**What the task requires:** Quote the full listing word for word.

####################

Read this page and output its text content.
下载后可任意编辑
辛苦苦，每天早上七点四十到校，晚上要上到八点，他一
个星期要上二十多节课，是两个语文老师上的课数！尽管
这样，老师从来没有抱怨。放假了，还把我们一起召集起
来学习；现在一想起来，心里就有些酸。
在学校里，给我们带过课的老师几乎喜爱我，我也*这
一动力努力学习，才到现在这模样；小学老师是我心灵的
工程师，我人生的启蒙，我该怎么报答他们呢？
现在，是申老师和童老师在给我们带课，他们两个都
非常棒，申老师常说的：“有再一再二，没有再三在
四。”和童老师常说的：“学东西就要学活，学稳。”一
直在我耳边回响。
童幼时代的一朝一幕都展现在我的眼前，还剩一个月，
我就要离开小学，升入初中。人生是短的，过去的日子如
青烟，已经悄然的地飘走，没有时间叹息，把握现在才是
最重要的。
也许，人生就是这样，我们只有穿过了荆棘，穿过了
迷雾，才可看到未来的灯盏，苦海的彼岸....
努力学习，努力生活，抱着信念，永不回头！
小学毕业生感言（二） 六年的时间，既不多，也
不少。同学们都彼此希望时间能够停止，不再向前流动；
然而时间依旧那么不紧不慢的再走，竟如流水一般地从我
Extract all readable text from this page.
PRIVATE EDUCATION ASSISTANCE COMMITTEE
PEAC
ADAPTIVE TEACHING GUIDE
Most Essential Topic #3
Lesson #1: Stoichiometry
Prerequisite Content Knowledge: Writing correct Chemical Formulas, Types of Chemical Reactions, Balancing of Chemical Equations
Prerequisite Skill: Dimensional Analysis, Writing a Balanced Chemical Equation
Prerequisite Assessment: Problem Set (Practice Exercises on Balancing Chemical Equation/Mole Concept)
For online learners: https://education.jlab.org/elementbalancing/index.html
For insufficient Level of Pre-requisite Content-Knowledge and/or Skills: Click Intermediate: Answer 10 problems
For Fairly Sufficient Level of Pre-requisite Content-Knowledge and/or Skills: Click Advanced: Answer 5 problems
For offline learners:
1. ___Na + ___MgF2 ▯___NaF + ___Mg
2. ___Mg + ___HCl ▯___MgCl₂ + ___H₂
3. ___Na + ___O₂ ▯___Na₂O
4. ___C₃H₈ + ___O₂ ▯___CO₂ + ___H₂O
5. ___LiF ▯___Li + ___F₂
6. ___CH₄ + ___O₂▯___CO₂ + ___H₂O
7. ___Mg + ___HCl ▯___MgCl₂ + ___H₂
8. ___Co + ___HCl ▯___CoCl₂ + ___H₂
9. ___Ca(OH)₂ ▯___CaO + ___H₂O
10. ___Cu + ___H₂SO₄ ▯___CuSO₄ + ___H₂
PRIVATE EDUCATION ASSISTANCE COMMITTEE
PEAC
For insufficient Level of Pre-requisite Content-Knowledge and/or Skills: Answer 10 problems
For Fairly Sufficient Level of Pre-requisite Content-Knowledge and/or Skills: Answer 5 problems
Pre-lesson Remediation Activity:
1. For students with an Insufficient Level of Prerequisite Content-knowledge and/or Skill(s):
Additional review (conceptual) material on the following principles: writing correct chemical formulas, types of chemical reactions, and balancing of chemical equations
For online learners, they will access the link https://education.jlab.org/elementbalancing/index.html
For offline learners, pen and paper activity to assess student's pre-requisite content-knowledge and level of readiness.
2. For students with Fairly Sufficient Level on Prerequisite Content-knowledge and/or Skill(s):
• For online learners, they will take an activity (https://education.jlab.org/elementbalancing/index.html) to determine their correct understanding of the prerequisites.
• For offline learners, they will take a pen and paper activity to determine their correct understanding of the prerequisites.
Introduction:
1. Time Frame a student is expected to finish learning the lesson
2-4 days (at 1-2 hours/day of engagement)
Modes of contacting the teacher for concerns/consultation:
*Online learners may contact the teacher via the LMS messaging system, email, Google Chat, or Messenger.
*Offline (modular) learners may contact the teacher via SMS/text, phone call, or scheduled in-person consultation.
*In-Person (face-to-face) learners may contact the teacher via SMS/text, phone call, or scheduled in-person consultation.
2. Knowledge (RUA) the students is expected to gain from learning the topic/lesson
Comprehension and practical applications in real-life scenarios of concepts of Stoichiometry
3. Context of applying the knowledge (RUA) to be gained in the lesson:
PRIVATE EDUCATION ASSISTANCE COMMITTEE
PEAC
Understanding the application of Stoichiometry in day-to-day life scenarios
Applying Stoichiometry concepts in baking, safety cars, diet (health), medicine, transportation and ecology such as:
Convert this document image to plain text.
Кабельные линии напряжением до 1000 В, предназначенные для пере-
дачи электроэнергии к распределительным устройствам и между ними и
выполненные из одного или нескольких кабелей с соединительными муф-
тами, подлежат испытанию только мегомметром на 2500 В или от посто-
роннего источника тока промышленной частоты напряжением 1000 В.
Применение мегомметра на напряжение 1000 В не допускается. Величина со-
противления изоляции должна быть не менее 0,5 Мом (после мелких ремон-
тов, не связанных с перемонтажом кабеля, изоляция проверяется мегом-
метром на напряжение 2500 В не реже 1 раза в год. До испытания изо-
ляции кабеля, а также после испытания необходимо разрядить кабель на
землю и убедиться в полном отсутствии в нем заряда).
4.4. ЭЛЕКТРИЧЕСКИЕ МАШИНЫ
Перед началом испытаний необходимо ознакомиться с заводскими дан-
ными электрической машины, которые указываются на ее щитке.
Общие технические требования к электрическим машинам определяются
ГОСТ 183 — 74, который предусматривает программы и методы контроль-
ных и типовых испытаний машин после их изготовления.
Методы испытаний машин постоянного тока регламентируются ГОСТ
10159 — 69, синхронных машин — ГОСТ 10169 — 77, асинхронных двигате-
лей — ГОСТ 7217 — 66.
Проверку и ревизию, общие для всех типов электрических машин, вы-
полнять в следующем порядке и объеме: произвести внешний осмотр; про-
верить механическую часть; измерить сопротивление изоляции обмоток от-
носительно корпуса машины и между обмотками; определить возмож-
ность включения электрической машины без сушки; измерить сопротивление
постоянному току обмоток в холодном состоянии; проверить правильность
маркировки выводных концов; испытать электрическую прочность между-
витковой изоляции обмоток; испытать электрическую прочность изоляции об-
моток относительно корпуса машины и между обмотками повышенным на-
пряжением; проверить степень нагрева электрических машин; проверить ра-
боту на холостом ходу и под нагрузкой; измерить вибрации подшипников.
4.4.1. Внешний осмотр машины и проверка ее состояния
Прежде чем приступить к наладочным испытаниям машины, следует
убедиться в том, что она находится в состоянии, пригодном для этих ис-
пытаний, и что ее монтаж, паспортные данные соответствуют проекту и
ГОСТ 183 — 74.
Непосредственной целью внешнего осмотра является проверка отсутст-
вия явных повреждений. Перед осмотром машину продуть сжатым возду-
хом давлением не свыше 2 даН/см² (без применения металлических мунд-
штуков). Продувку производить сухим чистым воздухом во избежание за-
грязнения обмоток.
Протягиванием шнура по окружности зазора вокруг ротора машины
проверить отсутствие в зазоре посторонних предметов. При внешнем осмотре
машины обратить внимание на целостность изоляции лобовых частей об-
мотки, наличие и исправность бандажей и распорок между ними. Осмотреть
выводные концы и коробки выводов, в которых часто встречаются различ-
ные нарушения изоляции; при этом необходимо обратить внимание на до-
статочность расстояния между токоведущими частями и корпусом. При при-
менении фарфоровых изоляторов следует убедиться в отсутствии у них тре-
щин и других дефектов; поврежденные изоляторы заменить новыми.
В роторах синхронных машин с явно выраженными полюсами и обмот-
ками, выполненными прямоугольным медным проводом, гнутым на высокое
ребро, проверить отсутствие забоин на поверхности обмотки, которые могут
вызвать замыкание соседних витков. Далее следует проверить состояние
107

####################

**Expected answer:**
Read this page and output its text content.
下载后可任意编辑
辛苦苦，每天早上七点四十到校，晚上要上到八点，他一
个星期要上二十多节课，是两个语文老师上的课数！尽管
这样，老师从来没有抱怨。放假了，还把我们一起召集起
来学习；现在一想起来，心里就有些酸。
在学校里，给我们带过课的老师几乎喜爱我，我也*这
一动力努力学习，才到现在这模样；小学老师是我心灵的
工程师，我人生的启蒙，我该怎么报答他们呢？
现在，是申老师和童老师在给我们带课，他们两个都
非常棒，申老师常说的：“有再一再二，没有再三在
四。”和童老师常说的：“学东西就要学活，学稳。”一
直在我耳边回响。
童幼时代的一朝一幕都展现在我的眼前，还剩一个月，
我就要离开小学，升入初中。人生是短的，过去的日子如
青烟，已经悄然的地飘走，没有时间叹息，把握现在才是
最重要的。
也许，人生就是这样，我们只有穿过了荆棘，穿过了
迷雾，才可看到未来的灯盏，苦海的彼岸....
努力学习，努力生活，抱着信念，永不回头！
小学毕业生感言（二） 六年的时间，既不多，也
不少。同学们都彼此希望时间能够停止，不再向前流动；
然而时间依旧那么不紧不慢的再走，竟如流水一般地从我
Extract all readable text from this page.
PRIVATE EDUCATION ASSISTANCE COMMITTEE
PEAC
ADAPTIVE TEACHING GUIDE
Most Essential Topic #3
Lesson #1: Stoichiometry
Prerequisite Content Knowledge: Writing correct Chemical Formulas, Types of Chemical Reactions, Balancing of Chemical Equations
Prerequisite Skill: Dimensional Analysis, Writing a Balanced Chemical Equation
Prerequisite Assessment: Problem Set (Practice Exercises on Balancing Chemical Equation/Mole Concept)
For online learners: https://education.jlab.org/elementbalancing/index.html
For insufficient Level of Pre-requisite Content-Knowledge and/or Skills: Click Intermediate: Answer 10 problems
For Fairly Sufficient Level of Pre-requisite Content-Knowledge and/or Skills: Click Advanced: Answer 5 problems
For offline learners:
1. ___Na + ___MgF2 ▯___NaF + ___Mg
2. ___Mg + ___HCl ▯___MgCl₂ + ___H₂
3. ___Na + ___O₂ ▯___Na₂O
4. ___C₃H₈ + ___O₂ ▯___CO₂ + ___H₂O
5. ___LiF ▯___Li + ___F₂
6. ___CH₄ + ___O₂▯___CO₂ + ___H₂O
7. ___Mg + ___HCl ▯___MgCl₂ + ___H₂
8. ___Co + ___HCl ▯___CoCl₂ + ___H₂
9. ___Ca(OH)₂ ▯___CaO + ___H₂O
10. ___Cu + ___H₂SO₄ ▯___CuSO₄ + ___H₂
PRIVATE EDUCATION ASSISTANCE COMMITTEE
PEAC
For insufficient Level of Pre-requisite Content-Knowledge and/or Skills: Answer 10 problems
For Fairly Sufficient Level of Pre-requisite Content-Knowledge and/or Skills: Answer 5 problems
Pre-lesson Remediation Activity:
1. For students with an Insufficient Level of Prerequisite Content-knowledge and/or Skill(s):
Additional review (conceptual) material on the following principles: writing correct chemical formulas, types of chemical reactions, and balancing of chemical equations
For online learners, they will access the link https://education.jlab.org/elementbalancing/index.html
For offline learners, pen and paper activity to assess student's pre-requisite content-knowledge and level of readiness.
2. For students with Fairly Sufficient Level on Prerequisite Content-knowledge and/or Skill(s):
• For online learners, they will take an activity (https://education.jlab.org/elementbalancing/index.html) to determine their correct understanding of the prerequisites.
• For offline learners, they will take a pen and paper activity to determine their correct understanding of the prerequisites.
Introduction:
1. Time Frame a student is expected to finish learning the lesson
2-4 days (at 1-2 hours/day of engagement)
Modes of contacting the teacher for concerns/consultation:
*Online learners may contact the teacher via the LMS messaging system, email, Google Chat, or Messenger.
*Offline (modular) learners may contact the teacher via SMS/text, phone call, or scheduled in-person consultation.
*In-Person (face-to-face) learners may contact the teacher via SMS/text, phone call, or scheduled in-person consultation.
2. Knowledge (RUA) the students is expected to gain from learning the topic/lesson
Comprehension and practical applications in real-life scenarios of concepts of Stoichiometry
3. Context of applying the knowledge (RUA) to be gained in the lesson:
PRIVATE EDUCATION ASSISTANCE COMMITTEE
PEAC
Understanding the application of Stoichiometry in day-to-day life scenarios
Applying Stoichiometry concepts in baking, safety cars, diet (health), medicine, transportation and ecology such as:
Convert this document image to plain text.
Кабельные линии напряжением до 1000 В, предназначенные для пере-
дачи электроэнергии к распределительным устройствам и между ними и
выполненные из одного или нескольких кабелей с соединительными муф-
тами, подлежат испытанию только мегомметром на 2500 В или от посто-
роннего источника тока промышленной частоты напряжением 1000 В.
Применение мегомметра на напряжение 1000 В не допускается. Величина со-
противления изоляции должна быть не менее 0,5 Мом (после мелких ремон-
тов, не связанных с перемонтажом кабеля, изоляция проверяется мегом-
метром на напряжение 2500 В не реже 1 раза в год. До испытания изо-
ляции кабеля, а также после испытания необходимо разрядить кабель на
землю и убедиться в полном отсутствии в нем заряда).
4.4. ЭЛЕКТРИЧЕСКИЕ МАШИНЫ
Перед началом испытаний необходимо ознакомиться с заводскими дан-
ными электрической машины, которые указываются на ее щитке.
Общие технические требования к электрическим машинам определяются
ГОСТ 183 — 74, который предусматривает программы и методы контроль-
ных и типовых испытаний машин после их изготовления.
Методы испытаний машин постоянного тока регламентируются ГОСТ
10159 — 69, синхронных машин — ГОСТ 10169 — 77, асинхронных двигате-
лей — ГОСТ 7217 — 66.
Проверку и ревизию, общие для всех типов электрических машин, вы-
полнять в следующем порядке и объеме: произвести внешний осмотр; про-
верить механическую часть; измерить сопротивление изоляции обмоток от-
носительно корпуса машины и между обмотками; определить возмож-
ность включения электрической машины без сушки; измерить сопротивление
постоянному току обмоток в холодном состоянии; проверить правильность
маркировки выводных концов; испытать электрическую прочность между-
витковой изоляции обмоток; испытать электрическую прочность изоляции об-
моток относительно корпуса машины и между обмотками повышенным на-
пряжением; проверить степень нагрева электрических машин; проверить ра-
боту на холостом ходу и под нагрузкой; измерить вибрации подшипников.
4.4.1. Внешний осмотр машины и проверка ее состояния
Прежде чем приступить к наладочным испытаниям машины, следует
убедиться в том, что она находится в состоянии, пригодном для этих ис-
пытаний, и что ее монтаж, паспортные данные соответствуют проекту и
ГОСТ 183 — 74.
Непосредственной целью внешнего осмотра является проверка отсутст-
вия явных повреждений. Перед осмотром машину продуть сжатым возду-
хом давлением не свыше 2 даН/см² (без применения металлических мунд-
штуков). Продувку производить сухим чистым воздухом во избежание за-
грязнения обмоток.
Протягиванием шнура по окружности зазора вокруг ротора машины
проверить отсутствие в зазоре посторонних предметов. При внешнем осмотре
машины обратить внимание на целостность изоляции лобовых частей об-
мотки, наличие и исправность бандажей и распорок между ними. Осмотреть
выводные концы и коробки выводов, в которых часто встречаются различ-
ные нарушения изоляции; при этом необходимо обратить внимание на до-
статочность расстояния между токоведущими частями и корпусом. При при-
менении фарфоровых изоляторов следует убедиться в отсутствии у них тре-
щин и других дефектов; поврежденные изоляторы заменить новыми.
В роторах синхронных машин с явно выраженными полюсами и обмот-
ками, выполненными прямоугольным медным проводом, гнутым на высокое
ребро, проверить отсутствие забоин на поверхности обмотки, которые могут
вызвать замыкание соседних витков. Далее следует проверить состояние
107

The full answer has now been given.